### Description of the task:
Your task is to extract every entry that follows word for word while excluding the pictures.

+-------+

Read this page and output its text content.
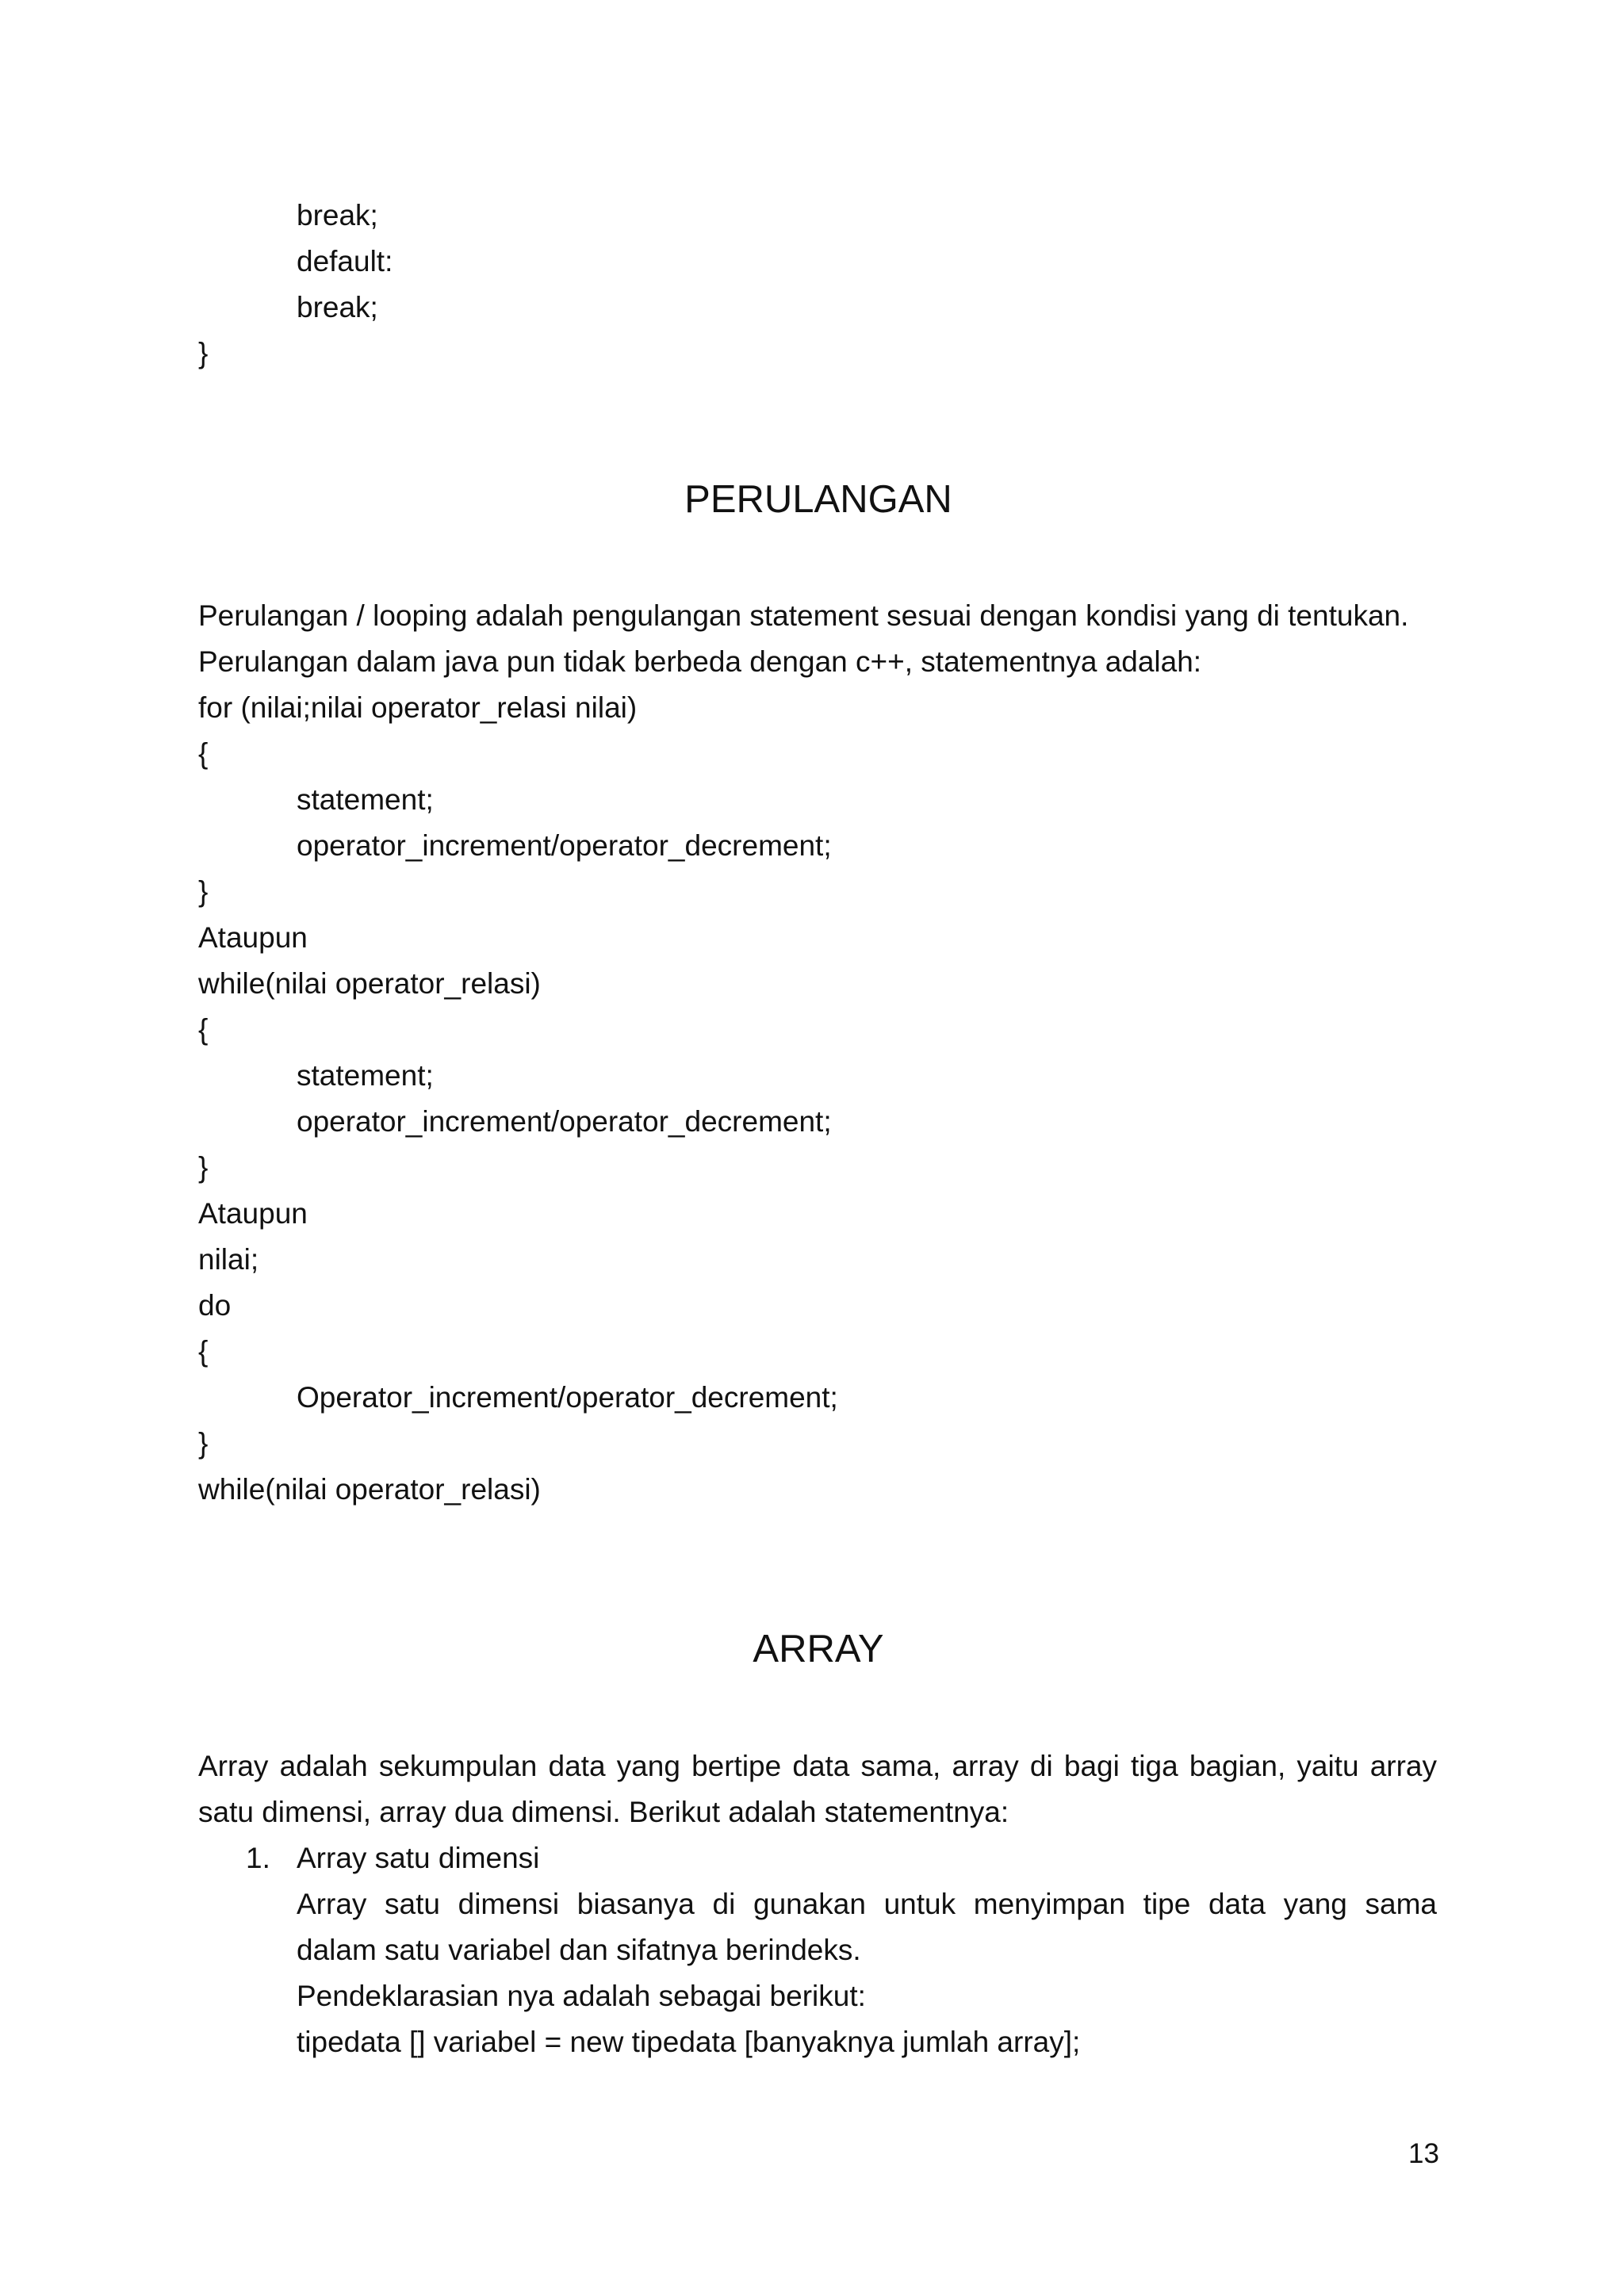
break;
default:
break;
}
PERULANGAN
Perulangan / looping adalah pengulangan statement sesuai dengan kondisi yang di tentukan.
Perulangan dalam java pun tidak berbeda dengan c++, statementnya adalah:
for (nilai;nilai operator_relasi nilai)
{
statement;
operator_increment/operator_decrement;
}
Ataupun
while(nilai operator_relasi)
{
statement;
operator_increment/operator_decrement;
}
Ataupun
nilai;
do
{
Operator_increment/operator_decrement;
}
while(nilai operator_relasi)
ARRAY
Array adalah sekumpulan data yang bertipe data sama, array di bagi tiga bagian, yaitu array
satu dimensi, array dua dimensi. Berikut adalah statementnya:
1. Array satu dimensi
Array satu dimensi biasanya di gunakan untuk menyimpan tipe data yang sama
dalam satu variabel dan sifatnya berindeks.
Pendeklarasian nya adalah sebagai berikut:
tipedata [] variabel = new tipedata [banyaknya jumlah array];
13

+-------+

### Worked solution:
Read this page and output its text content.
break;
default:
break;
}
PERULANGAN
Perulangan / looping adalah pengulangan statement sesuai dengan kondisi yang di tentukan.
Perulangan dalam java pun tidak berbeda dengan c++, statementnya adalah:
for (nilai;nilai operator_relasi nilai)
{
statement;
operator_increment/operator_decrement;
}
Ataupun
while(nilai operator_relasi)
{
statement;
operator_increment/operator_decrement;
}
Ataupun
nilai;
do
{
Operator_increment/operator_decrement;
}
while(nilai operator_relasi)
ARRAY
Array adalah sekumpulan data yang bertipe data sama, array di bagi tiga bagian, yaitu array
satu dimensi, array dua dimensi. Berikut adalah statementnya:
1. Array satu dimensi
Array satu dimensi biasanya di gunakan untuk menyimpan tipe data yang sama
dalam satu variabel dan sifatnya berindeks.
Pendeklarasian nya adalah sebagai berikut:
tipedata [] variabel = new tipedata [banyaknya jumlah array];
13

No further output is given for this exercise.